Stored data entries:
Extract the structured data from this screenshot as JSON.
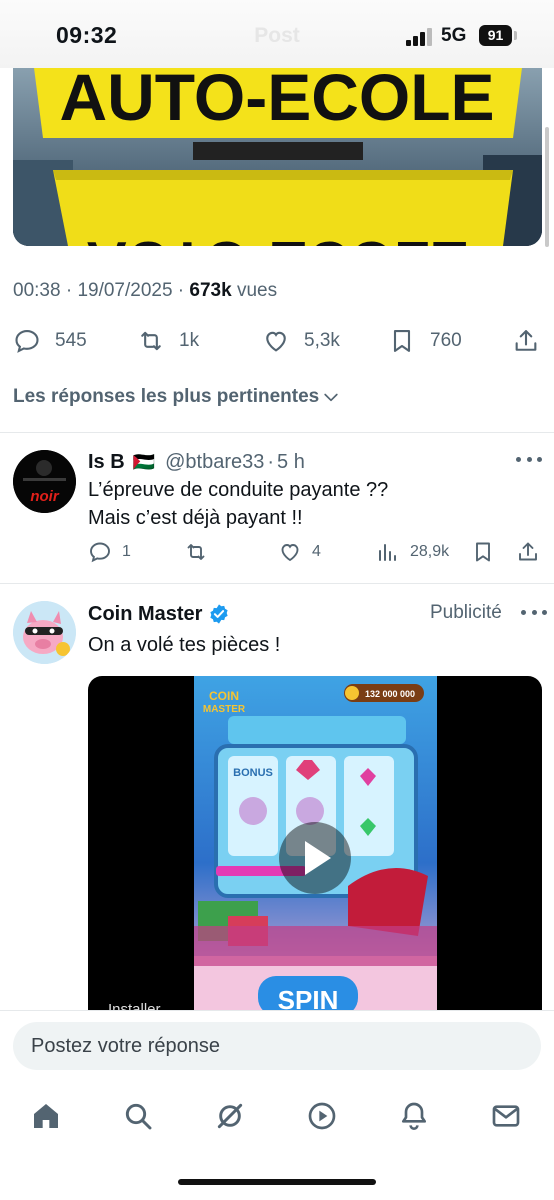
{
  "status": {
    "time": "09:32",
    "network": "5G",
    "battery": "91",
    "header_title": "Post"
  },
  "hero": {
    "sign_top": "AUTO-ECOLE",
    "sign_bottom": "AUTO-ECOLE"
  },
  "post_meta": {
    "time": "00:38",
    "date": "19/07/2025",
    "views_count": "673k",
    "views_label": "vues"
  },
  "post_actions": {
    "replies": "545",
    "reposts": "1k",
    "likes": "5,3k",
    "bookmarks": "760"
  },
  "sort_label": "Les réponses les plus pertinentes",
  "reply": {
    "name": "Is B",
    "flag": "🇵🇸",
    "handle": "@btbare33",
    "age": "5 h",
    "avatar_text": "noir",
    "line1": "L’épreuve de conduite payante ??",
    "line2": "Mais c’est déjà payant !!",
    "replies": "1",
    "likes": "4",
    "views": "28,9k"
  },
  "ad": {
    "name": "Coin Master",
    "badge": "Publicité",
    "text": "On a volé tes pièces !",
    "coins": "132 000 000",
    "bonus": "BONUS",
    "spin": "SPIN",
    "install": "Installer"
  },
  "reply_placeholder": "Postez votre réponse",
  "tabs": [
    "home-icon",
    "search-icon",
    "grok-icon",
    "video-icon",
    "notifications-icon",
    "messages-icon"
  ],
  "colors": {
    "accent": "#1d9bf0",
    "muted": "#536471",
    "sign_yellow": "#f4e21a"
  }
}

--

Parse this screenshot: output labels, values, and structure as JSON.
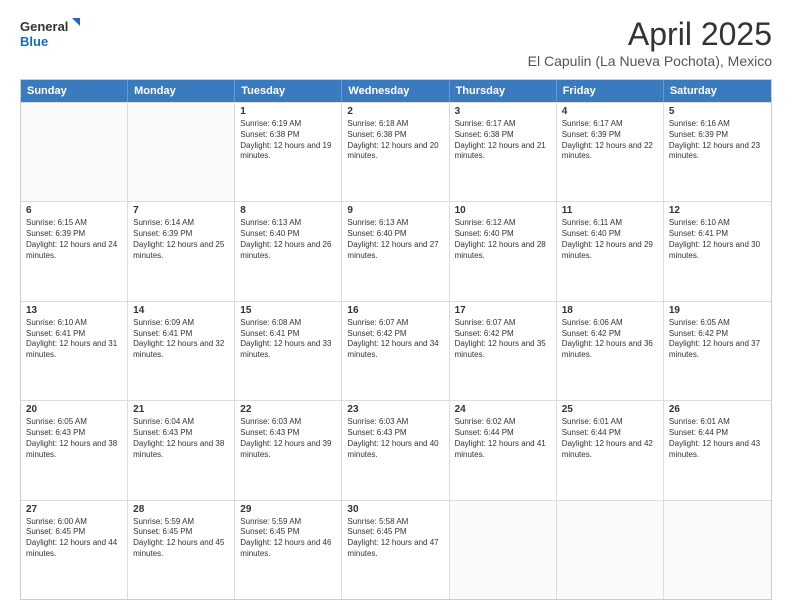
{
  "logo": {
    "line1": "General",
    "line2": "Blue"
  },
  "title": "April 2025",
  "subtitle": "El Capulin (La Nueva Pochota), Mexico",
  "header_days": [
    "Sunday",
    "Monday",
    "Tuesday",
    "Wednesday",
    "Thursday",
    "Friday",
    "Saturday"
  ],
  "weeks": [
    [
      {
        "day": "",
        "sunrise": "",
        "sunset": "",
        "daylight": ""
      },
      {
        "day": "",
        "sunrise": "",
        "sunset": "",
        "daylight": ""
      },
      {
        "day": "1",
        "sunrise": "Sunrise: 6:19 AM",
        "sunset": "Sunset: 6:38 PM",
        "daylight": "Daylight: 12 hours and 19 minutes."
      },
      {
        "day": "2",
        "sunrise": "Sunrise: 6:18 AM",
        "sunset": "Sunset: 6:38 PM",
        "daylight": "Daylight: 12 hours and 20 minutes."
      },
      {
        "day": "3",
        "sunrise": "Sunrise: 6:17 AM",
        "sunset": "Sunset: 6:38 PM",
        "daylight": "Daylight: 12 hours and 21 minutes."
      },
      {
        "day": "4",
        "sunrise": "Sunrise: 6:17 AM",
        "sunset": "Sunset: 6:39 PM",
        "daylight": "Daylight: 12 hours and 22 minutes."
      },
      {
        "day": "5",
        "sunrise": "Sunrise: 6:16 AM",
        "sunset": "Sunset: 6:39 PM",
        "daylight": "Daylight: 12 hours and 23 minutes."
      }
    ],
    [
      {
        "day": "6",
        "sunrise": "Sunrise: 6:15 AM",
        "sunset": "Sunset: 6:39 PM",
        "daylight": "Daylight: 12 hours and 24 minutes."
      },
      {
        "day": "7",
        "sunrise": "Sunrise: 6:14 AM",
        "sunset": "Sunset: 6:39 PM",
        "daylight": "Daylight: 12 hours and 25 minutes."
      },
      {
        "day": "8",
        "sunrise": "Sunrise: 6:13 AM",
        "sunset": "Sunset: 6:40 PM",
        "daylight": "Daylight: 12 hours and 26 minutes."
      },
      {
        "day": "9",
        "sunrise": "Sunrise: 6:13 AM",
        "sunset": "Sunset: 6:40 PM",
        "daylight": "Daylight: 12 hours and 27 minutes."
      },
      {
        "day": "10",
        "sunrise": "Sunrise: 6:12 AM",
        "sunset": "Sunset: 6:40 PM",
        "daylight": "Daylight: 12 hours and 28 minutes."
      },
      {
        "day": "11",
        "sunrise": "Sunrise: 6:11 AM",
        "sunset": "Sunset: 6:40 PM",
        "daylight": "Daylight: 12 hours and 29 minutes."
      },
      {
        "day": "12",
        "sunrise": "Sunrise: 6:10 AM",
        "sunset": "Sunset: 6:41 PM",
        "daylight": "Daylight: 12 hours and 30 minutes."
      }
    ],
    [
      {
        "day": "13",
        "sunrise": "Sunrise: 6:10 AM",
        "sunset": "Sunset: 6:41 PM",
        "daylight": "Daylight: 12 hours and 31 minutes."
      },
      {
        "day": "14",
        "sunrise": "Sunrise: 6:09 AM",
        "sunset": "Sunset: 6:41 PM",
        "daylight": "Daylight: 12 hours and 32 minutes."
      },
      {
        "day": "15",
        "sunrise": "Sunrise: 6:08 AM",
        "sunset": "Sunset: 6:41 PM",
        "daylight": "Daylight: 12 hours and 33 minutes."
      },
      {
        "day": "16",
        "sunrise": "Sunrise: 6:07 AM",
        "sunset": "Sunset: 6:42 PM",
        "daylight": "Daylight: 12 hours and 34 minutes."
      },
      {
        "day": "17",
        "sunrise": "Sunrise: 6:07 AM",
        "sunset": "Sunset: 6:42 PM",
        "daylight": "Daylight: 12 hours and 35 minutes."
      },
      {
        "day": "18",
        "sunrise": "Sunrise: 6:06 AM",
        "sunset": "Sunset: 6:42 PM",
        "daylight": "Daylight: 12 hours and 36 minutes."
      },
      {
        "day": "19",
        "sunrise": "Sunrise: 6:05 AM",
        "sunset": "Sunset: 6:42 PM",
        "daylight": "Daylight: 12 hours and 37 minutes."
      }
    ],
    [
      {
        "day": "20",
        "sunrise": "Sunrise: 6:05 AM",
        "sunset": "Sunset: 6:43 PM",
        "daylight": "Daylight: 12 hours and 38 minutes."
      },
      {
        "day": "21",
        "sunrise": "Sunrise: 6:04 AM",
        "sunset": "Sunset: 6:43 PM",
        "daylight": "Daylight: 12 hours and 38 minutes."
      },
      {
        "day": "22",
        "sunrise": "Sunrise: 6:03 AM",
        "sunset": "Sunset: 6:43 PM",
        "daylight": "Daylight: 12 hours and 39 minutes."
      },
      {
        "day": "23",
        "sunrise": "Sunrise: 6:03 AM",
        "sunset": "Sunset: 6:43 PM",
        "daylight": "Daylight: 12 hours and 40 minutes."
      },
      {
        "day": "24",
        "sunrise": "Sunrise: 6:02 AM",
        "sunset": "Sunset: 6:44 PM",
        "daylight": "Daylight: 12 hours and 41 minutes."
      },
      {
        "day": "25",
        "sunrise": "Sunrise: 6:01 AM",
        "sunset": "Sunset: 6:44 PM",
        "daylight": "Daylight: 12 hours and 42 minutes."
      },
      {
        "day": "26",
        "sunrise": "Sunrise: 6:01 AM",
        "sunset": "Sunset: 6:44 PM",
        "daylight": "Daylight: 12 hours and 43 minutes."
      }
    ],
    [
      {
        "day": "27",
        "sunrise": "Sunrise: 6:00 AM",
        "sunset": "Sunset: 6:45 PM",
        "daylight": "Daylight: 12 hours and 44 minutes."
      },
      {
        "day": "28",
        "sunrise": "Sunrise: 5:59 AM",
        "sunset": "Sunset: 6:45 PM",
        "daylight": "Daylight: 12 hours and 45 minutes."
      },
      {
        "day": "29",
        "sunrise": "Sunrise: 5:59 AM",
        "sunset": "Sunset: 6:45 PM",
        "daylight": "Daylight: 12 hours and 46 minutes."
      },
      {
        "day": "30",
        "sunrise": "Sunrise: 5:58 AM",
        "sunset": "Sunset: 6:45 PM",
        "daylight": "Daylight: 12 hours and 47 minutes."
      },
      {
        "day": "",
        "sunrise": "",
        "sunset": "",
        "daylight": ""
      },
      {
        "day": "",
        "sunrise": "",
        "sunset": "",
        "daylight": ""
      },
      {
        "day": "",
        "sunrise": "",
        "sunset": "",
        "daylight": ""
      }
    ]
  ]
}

Stated task: From the material above, gather all lines that include the string "screenshot" and copy them.

Exercise result:
Extract the structured data from this screenshot as JSON.
Parse this screenshot: output labels, values, and structure as JSON.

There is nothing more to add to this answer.